> EXERCISE TASK:
Note how many lines hold "пункту" and report that number by itself.

> PROVIDED MATERIAL:
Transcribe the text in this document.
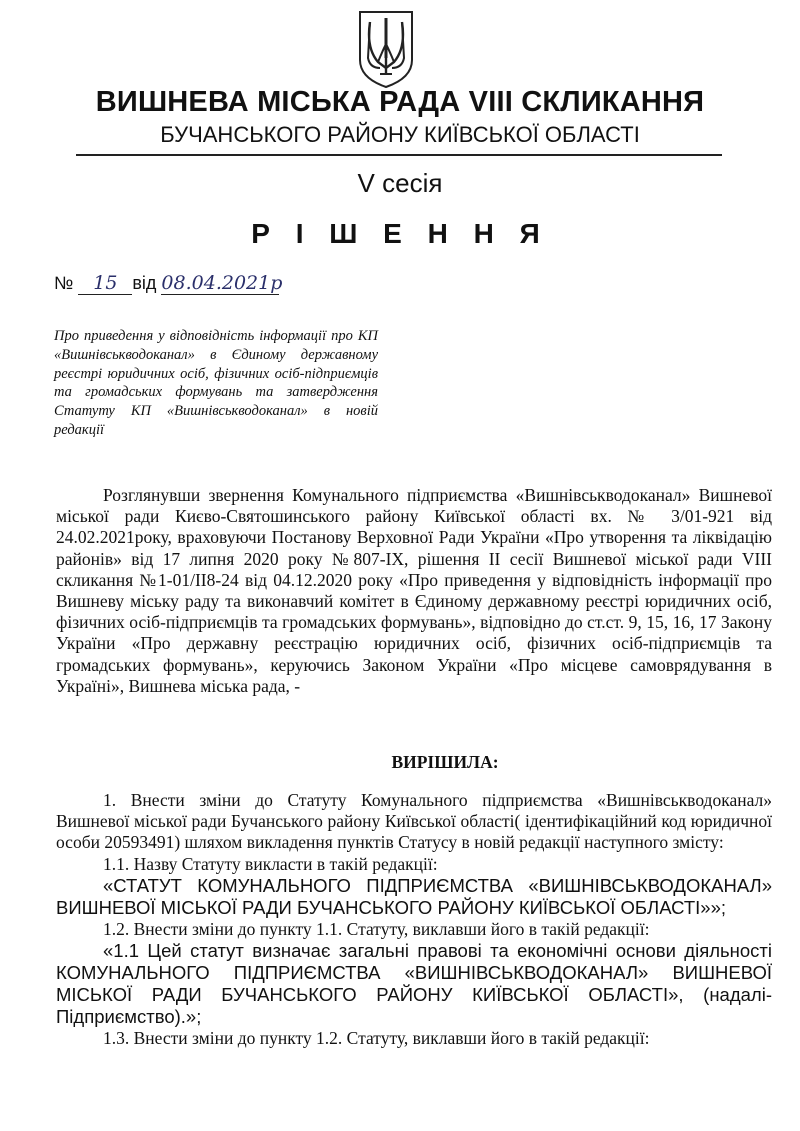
ВИШНЕВА МІСЬКА РАДА VIII СКЛИКАННЯ
БУЧАНСЬКОГО РАЙОНУ КИЇВСЬКОЇ ОБЛАСТІ
V сесія
Р І Ш Е Н Н Я
№ 15 від 08.04.2021р
Про приведення у відповідність інформації про КП «Вишнівськводоканал» в Єдиному державному реєстрі юридичних осіб, фізичних осіб-підприємців та громадських формувань та затвердження Статуту КП «Вишнівськводоканал» в новій редакції

Розглянувши звернення Комунального підприємства «Вишнівськводоканал» Вишневої міської ради Києво-Святошинського району Київської області вх. № 3/01-921 від 24.02.2021року, враховуючи Постанову Верховної Ради України «Про утворення та ліквідацію районів» від 17 липня 2020 року №807-IX, рішення ІІ сесії Вишневої міської ради VIII скликання №1-01/ІІ8-24 від 04.12.2020 року «Про приведення у відповідність інформації про Вишневу міську раду та виконавчий комітет в Єдиному державному реєстрі юридичних осіб, фізичних осіб-підприємців та громадських формувань», відповідно до ст.ст. 9, 15, 16, 17 Закону України «Про державну реєстрацію юридичних осіб, фізичних осіб-підприємців та громадських формувань», керуючись Законом України «Про місцеве самоврядування в Україні», Вишнева міська рада, -

ВИРІШИЛА:

1. Внести зміни до Статуту Комунального підприємства «Вишнівськводоканал» Вишневої міської ради Бучанського району Київської області( ідентифікаційний код юридичної особи 20593491) шляхом викладення пунктів Статусу в новій редакції наступного змісту:

1.1. Назву Статуту викласти в такій редакції:

«СТАТУТ КОМУНАЛЬНОГО ПІДПРИЄМСТВА «ВИШНІВСЬКВОДОКАНАЛ» ВИШНЕВОЇ МІСЬКОЇ РАДИ БУЧАНСЬКОГО РАЙОНУ КИЇВСЬКОЇ ОБЛАСТІ»»;

1.2. Внести зміни до пункту 1.1. Статуту, виклавши його в такій редакції:

«1.1 Цей статут визначає загальні правові та економічні основи діяльності КОМУНАЛЬНОГО ПІДПРИЄМСТВА «ВИШНІВСЬКВОДОКАНАЛ» ВИШНЕВОЇ МІСЬКОЇ РАДИ БУЧАНСЬКОГО РАЙОНУ КИЇВСЬКОЇ ОБЛАСТІ», (надалі-Підприємство).»;

1.3. Внести зміни до пункту 1.2. Статуту, виклавши його в такій редакції:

> SOLUTION TO THIS TASK:
2